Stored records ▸
-------

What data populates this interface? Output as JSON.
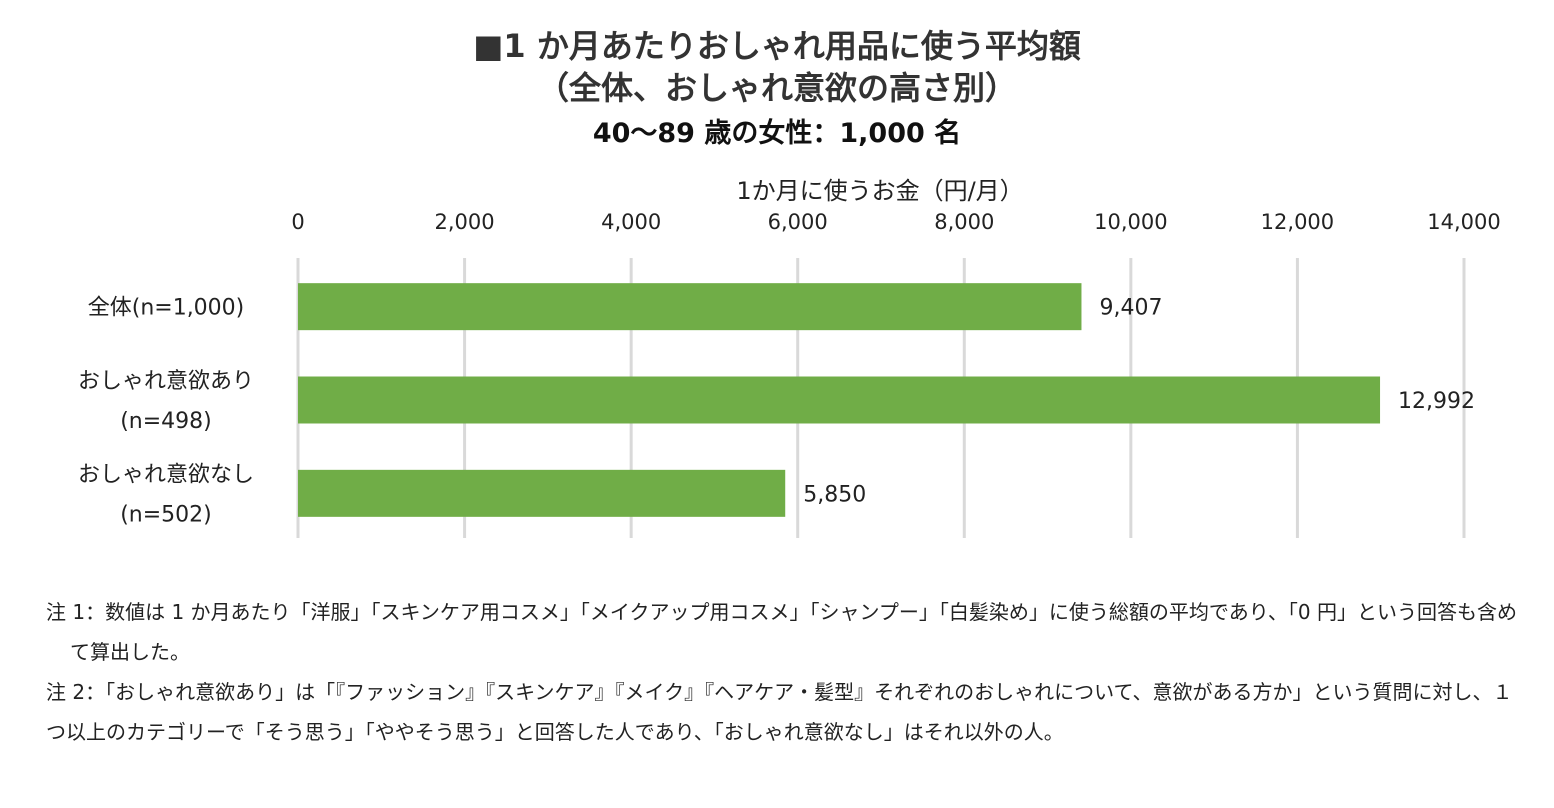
{
  "title": {
    "line1": "■1 か月あたりおしゃれ用品に使う平均額",
    "line2": "（全体、おしゃれ意欲の高さ別）",
    "subtitle": "40〜89 歳の女性：1,000 名"
  },
  "chart_data": {
    "type": "bar",
    "orientation": "horizontal",
    "xlabel": "1か月に使うお金（円/月）",
    "xaxis_position": "top",
    "xlim": [
      0,
      14000
    ],
    "xticks": [
      0,
      2000,
      4000,
      6000,
      8000,
      10000,
      12000,
      14000
    ],
    "xtick_labels": [
      "0",
      "2,000",
      "4,000",
      "6,000",
      "8,000",
      "10,000",
      "12,000",
      "14,000"
    ],
    "grid": true,
    "categories": [
      [
        "全体(n=1,000)"
      ],
      [
        "おしゃれ意欲あり",
        "(n=498)"
      ],
      [
        "おしゃれ意欲なし",
        "(n=502)"
      ]
    ],
    "values": [
      9407,
      12992,
      5850
    ],
    "value_labels": [
      "9,407",
      "12,992",
      "5,850"
    ],
    "bar_color": "#70AD47",
    "grid_color": "#D9D9D9"
  },
  "notes": {
    "note1": "注 1：数値は 1 か月あたり「洋服」「スキンケア用コスメ」「メイクアップ用コスメ」「シャンプー」「白髪染め」に使う総額の平均であり、「0 円」という回答も含めて算出した。",
    "note2": "注 2：「おしゃれ意欲あり」は「『ファッション』『スキンケア』『メイク』『ヘアケア・髪型』それぞれのおしゃれについて、意欲がある方か」という質問に対し、１つ以上のカテゴリーで「そう思う」「ややそう思う」と回答した人であり、「おしゃれ意欲なし」はそれ以外の人。"
  }
}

-------

Set task ▸ Take the listing and print it again exactly, but without any pictures.

Answer for this exercise ▸
What data populates this interface? Output as JSON.
{
  "title": {
    "line1": "■1 か月あたりおしゃれ用品に使う平均額",
    "line2": "（全体、おしゃれ意欲の高さ別）",
    "subtitle": "40〜89 歳の女性：1,000 名"
  },
  "chart_data": {
    "type": "bar",
    "orientation": "horizontal",
    "xlabel": "1か月に使うお金（円/月）",
    "xaxis_position": "top",
    "xlim": [
      0,
      14000
    ],
    "xticks": [
      0,
      2000,
      4000,
      6000,
      8000,
      10000,
      12000,
      14000
    ],
    "xtick_labels": [
      "0",
      "2,000",
      "4,000",
      "6,000",
      "8,000",
      "10,000",
      "12,000",
      "14,000"
    ],
    "grid": true,
    "categories": [
      [
        "全体(n=1,000)"
      ],
      [
        "おしゃれ意欲あり",
        "(n=498)"
      ],
      [
        "おしゃれ意欲なし",
        "(n=502)"
      ]
    ],
    "values": [
      9407,
      12992,
      5850
    ],
    "value_labels": [
      "9,407",
      "12,992",
      "5,850"
    ],
    "bar_color": "#70AD47",
    "grid_color": "#D9D9D9"
  },
  "notes": {
    "note1": "注 1：数値は 1 か月あたり「洋服」「スキンケア用コスメ」「メイクアップ用コスメ」「シャンプー」「白髪染め」に使う総額の平均であり、「0 円」という回答も含めて算出した。",
    "note2": "注 2：「おしゃれ意欲あり」は「『ファッション』『スキンケア』『メイク』『ヘアケア・髪型』それぞれのおしゃれについて、意欲がある方か」という質問に対し、１つ以上のカテゴリーで「そう思う」「ややそう思う」と回答した人であり、「おしゃれ意欲なし」はそれ以外の人。"
  }
}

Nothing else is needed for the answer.